Collected data entries =
========================================================================

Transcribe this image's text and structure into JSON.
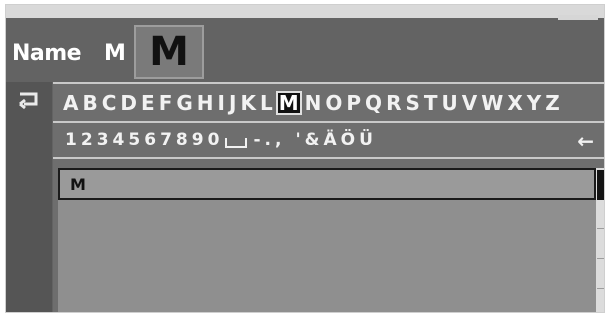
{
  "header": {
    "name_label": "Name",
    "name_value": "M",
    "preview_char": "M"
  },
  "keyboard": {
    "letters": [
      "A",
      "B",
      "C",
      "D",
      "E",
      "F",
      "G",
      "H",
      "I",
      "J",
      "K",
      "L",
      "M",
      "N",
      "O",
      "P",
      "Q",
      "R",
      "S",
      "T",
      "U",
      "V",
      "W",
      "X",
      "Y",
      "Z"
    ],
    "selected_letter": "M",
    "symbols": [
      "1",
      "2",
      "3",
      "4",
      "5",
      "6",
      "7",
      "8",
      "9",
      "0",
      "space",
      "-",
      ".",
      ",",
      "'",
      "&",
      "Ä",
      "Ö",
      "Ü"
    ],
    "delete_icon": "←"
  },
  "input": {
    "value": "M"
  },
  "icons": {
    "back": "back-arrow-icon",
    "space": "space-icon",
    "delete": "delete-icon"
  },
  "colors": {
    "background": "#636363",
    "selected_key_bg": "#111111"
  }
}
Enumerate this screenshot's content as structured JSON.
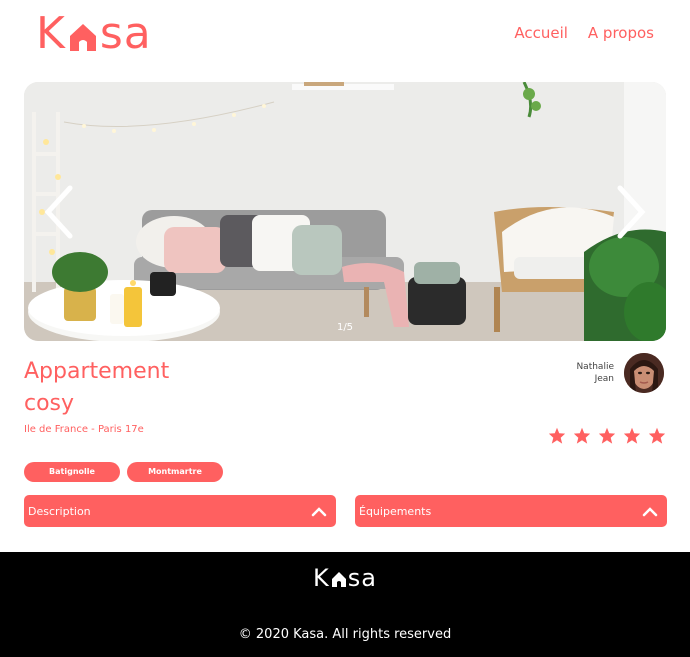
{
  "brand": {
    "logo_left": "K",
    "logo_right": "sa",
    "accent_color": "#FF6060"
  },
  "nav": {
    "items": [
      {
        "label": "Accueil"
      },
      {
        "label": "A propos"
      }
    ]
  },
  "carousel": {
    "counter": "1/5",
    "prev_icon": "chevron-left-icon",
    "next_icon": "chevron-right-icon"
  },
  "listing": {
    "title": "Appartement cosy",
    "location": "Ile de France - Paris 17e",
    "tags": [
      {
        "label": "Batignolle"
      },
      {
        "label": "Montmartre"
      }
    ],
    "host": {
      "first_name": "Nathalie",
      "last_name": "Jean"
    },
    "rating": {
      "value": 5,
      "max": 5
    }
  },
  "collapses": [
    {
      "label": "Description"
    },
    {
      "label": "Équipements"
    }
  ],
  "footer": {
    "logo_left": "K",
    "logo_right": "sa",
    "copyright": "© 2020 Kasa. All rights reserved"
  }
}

========================================================================

INSTRUCTIONS TO FOLLOW = Leave out all pictures and extract exactly the lines from the line with "Enumerate this screenshot's" through the end of the material.

FINAL ANSWER =
Enumerate this screenshot's content as structured JSON.
{
  "brand": {
    "logo_left": "K",
    "logo_right": "sa",
    "accent_color": "#FF6060"
  },
  "nav": {
    "items": [
      {
        "label": "Accueil"
      },
      {
        "label": "A propos"
      }
    ]
  },
  "carousel": {
    "counter": "1/5",
    "prev_icon": "chevron-left-icon",
    "next_icon": "chevron-right-icon"
  },
  "listing": {
    "title": "Appartement cosy",
    "location": "Ile de France - Paris 17e",
    "tags": [
      {
        "label": "Batignolle"
      },
      {
        "label": "Montmartre"
      }
    ],
    "host": {
      "first_name": "Nathalie",
      "last_name": "Jean"
    },
    "rating": {
      "value": 5,
      "max": 5
    }
  },
  "collapses": [
    {
      "label": "Description"
    },
    {
      "label": "Équipements"
    }
  ],
  "footer": {
    "logo_left": "K",
    "logo_right": "sa",
    "copyright": "© 2020 Kasa. All rights reserved"
  }
}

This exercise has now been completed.